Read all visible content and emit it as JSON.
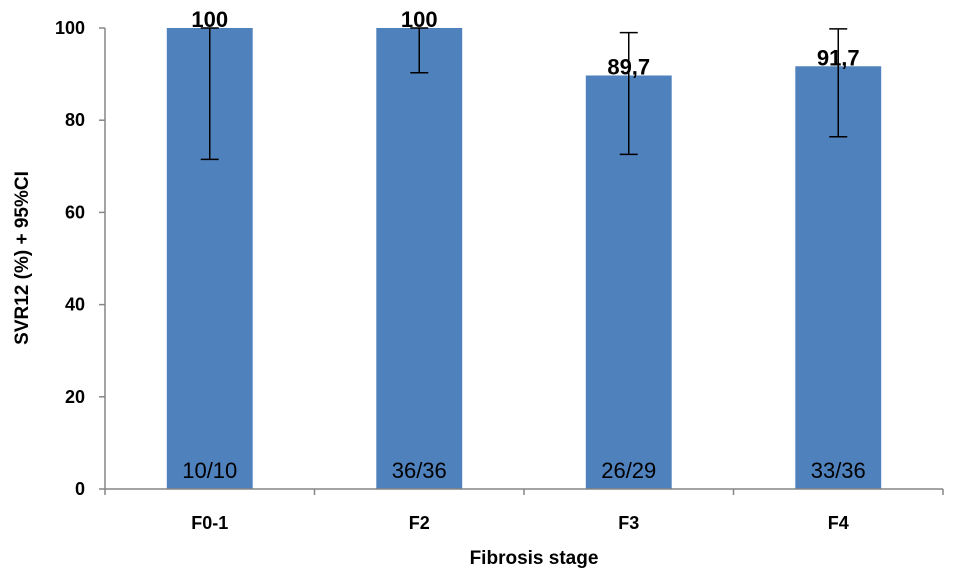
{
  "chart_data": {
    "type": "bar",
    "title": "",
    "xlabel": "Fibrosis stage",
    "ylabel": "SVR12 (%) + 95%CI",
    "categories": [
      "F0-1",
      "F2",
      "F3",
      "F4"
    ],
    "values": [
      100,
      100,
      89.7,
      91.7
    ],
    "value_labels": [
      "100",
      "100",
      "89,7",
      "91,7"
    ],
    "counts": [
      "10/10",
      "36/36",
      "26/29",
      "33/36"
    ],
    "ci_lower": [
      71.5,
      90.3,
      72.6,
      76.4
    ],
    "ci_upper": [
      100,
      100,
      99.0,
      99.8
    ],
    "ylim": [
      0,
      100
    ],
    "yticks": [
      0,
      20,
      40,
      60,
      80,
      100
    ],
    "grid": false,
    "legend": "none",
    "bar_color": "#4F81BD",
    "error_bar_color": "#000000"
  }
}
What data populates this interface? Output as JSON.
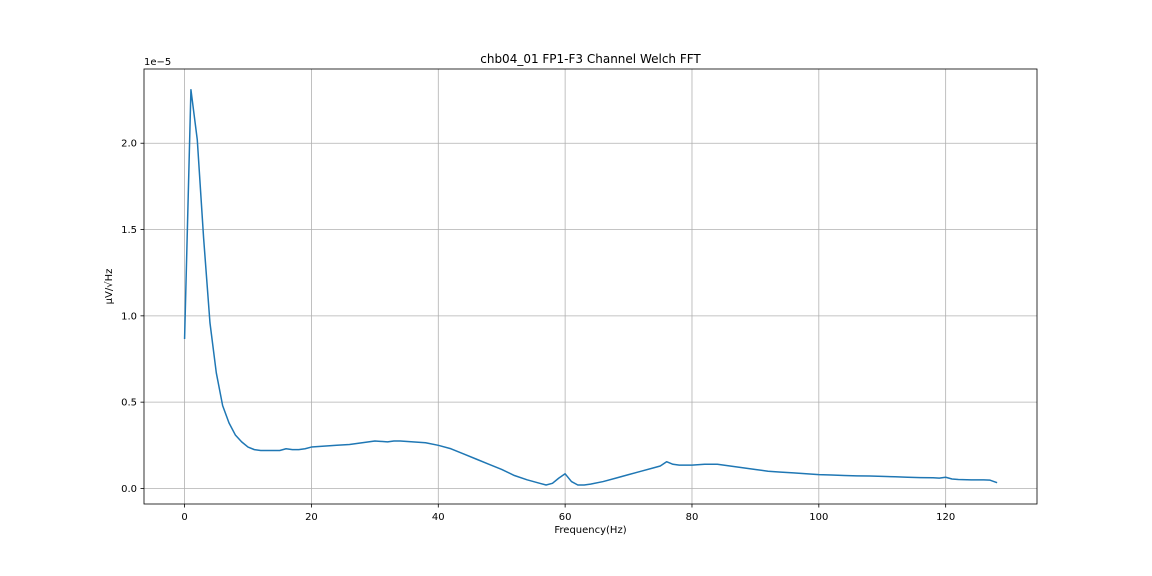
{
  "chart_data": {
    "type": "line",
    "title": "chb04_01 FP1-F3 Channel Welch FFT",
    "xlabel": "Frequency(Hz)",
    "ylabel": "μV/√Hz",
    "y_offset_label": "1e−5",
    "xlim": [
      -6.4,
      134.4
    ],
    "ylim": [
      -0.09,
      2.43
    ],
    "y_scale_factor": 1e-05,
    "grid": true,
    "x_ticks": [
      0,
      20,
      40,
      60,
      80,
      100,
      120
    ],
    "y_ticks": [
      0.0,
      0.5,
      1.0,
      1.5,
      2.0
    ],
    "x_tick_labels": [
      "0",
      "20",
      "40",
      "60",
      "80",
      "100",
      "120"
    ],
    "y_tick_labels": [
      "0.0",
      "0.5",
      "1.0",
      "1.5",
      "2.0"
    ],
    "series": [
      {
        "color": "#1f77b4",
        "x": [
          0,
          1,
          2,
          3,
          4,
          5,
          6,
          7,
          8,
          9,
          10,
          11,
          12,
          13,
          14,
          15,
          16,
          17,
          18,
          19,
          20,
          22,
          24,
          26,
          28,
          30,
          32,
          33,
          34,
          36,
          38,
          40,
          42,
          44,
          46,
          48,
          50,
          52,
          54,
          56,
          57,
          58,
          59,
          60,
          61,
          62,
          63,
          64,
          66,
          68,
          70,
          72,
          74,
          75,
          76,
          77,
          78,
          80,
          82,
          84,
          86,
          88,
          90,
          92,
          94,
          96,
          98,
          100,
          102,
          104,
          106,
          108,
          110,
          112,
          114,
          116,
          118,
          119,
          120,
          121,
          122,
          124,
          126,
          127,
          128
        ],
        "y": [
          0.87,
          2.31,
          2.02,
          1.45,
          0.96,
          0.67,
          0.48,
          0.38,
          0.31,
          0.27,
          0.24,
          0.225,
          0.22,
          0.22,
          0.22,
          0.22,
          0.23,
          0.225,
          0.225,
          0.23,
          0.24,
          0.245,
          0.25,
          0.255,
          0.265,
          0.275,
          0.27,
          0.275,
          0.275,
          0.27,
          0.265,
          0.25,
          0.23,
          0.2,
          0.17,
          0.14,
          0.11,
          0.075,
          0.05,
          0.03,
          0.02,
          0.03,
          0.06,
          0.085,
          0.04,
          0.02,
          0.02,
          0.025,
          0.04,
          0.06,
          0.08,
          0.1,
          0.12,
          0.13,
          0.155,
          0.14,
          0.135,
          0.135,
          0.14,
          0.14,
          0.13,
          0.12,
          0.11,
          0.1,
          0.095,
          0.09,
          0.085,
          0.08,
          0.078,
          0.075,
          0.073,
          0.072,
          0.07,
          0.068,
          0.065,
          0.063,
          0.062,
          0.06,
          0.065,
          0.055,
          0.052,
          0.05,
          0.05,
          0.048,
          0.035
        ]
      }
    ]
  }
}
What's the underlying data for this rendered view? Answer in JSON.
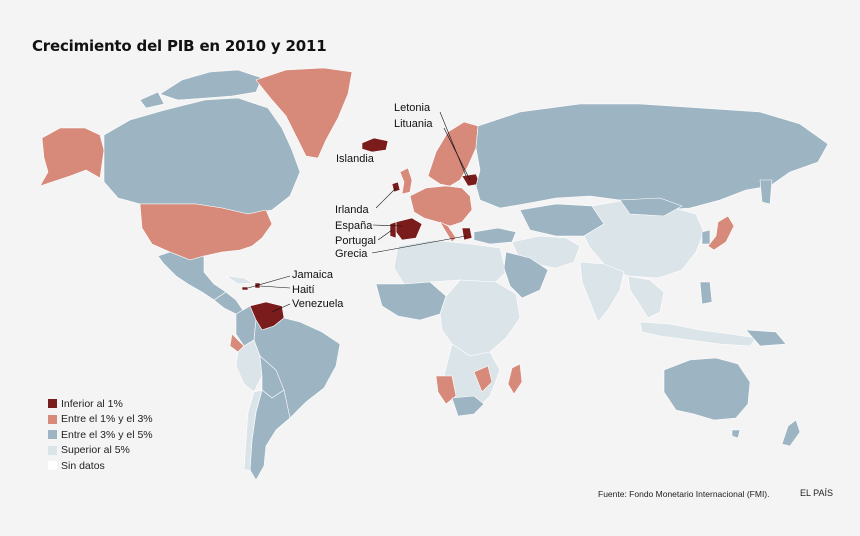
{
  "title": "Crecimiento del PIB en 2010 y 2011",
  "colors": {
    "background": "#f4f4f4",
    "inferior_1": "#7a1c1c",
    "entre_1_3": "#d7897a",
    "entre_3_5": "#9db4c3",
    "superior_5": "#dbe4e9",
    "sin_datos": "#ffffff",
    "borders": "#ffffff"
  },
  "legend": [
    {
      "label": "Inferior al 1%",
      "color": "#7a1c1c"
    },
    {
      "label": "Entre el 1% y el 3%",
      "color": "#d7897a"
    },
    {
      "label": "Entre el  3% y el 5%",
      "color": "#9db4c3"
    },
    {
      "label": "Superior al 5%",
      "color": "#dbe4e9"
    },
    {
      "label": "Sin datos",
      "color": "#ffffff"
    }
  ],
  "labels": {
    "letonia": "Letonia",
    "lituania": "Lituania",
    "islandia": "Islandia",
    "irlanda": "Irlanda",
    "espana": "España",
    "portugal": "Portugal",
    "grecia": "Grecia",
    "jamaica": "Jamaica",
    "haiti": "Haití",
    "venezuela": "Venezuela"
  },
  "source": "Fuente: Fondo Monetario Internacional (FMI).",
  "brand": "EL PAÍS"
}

---*---

> **The exercise**
Leave out all images, then reproduce the entries above exactly.

> **Complete output**
Read all visible content and emit it as JSON.
{
  "chart_data": {
    "type": "bar",
    "title": "",
    "xlabel": "Fibrosis stage",
    "ylabel": "SVR12 (%) + 95%CI",
    "categories": [
      "F0-1",
      "F2",
      "F3",
      "F4"
    ],
    "values": [
      100,
      100,
      89.7,
      91.7
    ],
    "value_labels": [
      "100",
      "100",
      "89,7",
      "91,7"
    ],
    "counts": [
      "10/10",
      "36/36",
      "26/29",
      "33/36"
    ],
    "ci_lower": [
      71.5,
      90.3,
      72.6,
      76.4
    ],
    "ci_upper": [
      100,
      100,
      99.0,
      99.8
    ],
    "ylim": [
      0,
      100
    ],
    "yticks": [
      0,
      20,
      40,
      60,
      80,
      100
    ],
    "grid": false,
    "legend": "none",
    "bar_color": "#4F81BD",
    "error_bar_color": "#000000"
  }
}
What data populates this interface? Output as JSON.
{
  "chart_data": {
    "type": "line",
    "title": "chb04_01 FP1-F3 Channel Welch FFT",
    "xlabel": "Frequency(Hz)",
    "ylabel": "μV/√Hz",
    "y_offset_label": "1e−5",
    "xlim": [
      -6.4,
      134.4
    ],
    "ylim": [
      -0.09,
      2.43
    ],
    "y_scale_factor": 1e-05,
    "grid": true,
    "x_ticks": [
      0,
      20,
      40,
      60,
      80,
      100,
      120
    ],
    "y_ticks": [
      0.0,
      0.5,
      1.0,
      1.5,
      2.0
    ],
    "x_tick_labels": [
      "0",
      "20",
      "40",
      "60",
      "80",
      "100",
      "120"
    ],
    "y_tick_labels": [
      "0.0",
      "0.5",
      "1.0",
      "1.5",
      "2.0"
    ],
    "series": [
      {
        "color": "#1f77b4",
        "x": [
          0,
          1,
          2,
          3,
          4,
          5,
          6,
          7,
          8,
          9,
          10,
          11,
          12,
          13,
          14,
          15,
          16,
          17,
          18,
          19,
          20,
          22,
          24,
          26,
          28,
          30,
          32,
          33,
          34,
          36,
          38,
          40,
          42,
          44,
          46,
          48,
          50,
          52,
          54,
          56,
          57,
          58,
          59,
          60,
          61,
          62,
          63,
          64,
          66,
          68,
          70,
          72,
          74,
          75,
          76,
          77,
          78,
          80,
          82,
          84,
          86,
          88,
          90,
          92,
          94,
          96,
          98,
          100,
          102,
          104,
          106,
          108,
          110,
          112,
          114,
          116,
          118,
          119,
          120,
          121,
          122,
          124,
          126,
          127,
          128
        ],
        "y": [
          0.87,
          2.31,
          2.02,
          1.45,
          0.96,
          0.67,
          0.48,
          0.38,
          0.31,
          0.27,
          0.24,
          0.225,
          0.22,
          0.22,
          0.22,
          0.22,
          0.23,
          0.225,
          0.225,
          0.23,
          0.24,
          0.245,
          0.25,
          0.255,
          0.265,
          0.275,
          0.27,
          0.275,
          0.275,
          0.27,
          0.265,
          0.25,
          0.23,
          0.2,
          0.17,
          0.14,
          0.11,
          0.075,
          0.05,
          0.03,
          0.02,
          0.03,
          0.06,
          0.085,
          0.04,
          0.02,
          0.02,
          0.025,
          0.04,
          0.06,
          0.08,
          0.1,
          0.12,
          0.13,
          0.155,
          0.14,
          0.135,
          0.135,
          0.14,
          0.14,
          0.13,
          0.12,
          0.11,
          0.1,
          0.095,
          0.09,
          0.085,
          0.08,
          0.078,
          0.075,
          0.073,
          0.072,
          0.07,
          0.068,
          0.065,
          0.063,
          0.062,
          0.06,
          0.065,
          0.055,
          0.052,
          0.05,
          0.05,
          0.048,
          0.035
        ]
      }
    ]
  }
}
What's the underlying data for this rendered view? Answer in JSON.
{
  "title": "Crecimiento del PIB en 2010 y 2011",
  "colors": {
    "background": "#f4f4f4",
    "inferior_1": "#7a1c1c",
    "entre_1_3": "#d7897a",
    "entre_3_5": "#9db4c3",
    "superior_5": "#dbe4e9",
    "sin_datos": "#ffffff",
    "borders": "#ffffff"
  },
  "legend": [
    {
      "label": "Inferior al 1%",
      "color": "#7a1c1c"
    },
    {
      "label": "Entre el 1% y el 3%",
      "color": "#d7897a"
    },
    {
      "label": "Entre el  3% y el 5%",
      "color": "#9db4c3"
    },
    {
      "label": "Superior al 5%",
      "color": "#dbe4e9"
    },
    {
      "label": "Sin datos",
      "color": "#ffffff"
    }
  ],
  "labels": {
    "letonia": "Letonia",
    "lituania": "Lituania",
    "islandia": "Islandia",
    "irlanda": "Irlanda",
    "espana": "España",
    "portugal": "Portugal",
    "grecia": "Grecia",
    "jamaica": "Jamaica",
    "haiti": "Haití",
    "venezuela": "Venezuela"
  },
  "source": "Fuente: Fondo Monetario Internacional (FMI).",
  "brand": "EL PAÍS"
}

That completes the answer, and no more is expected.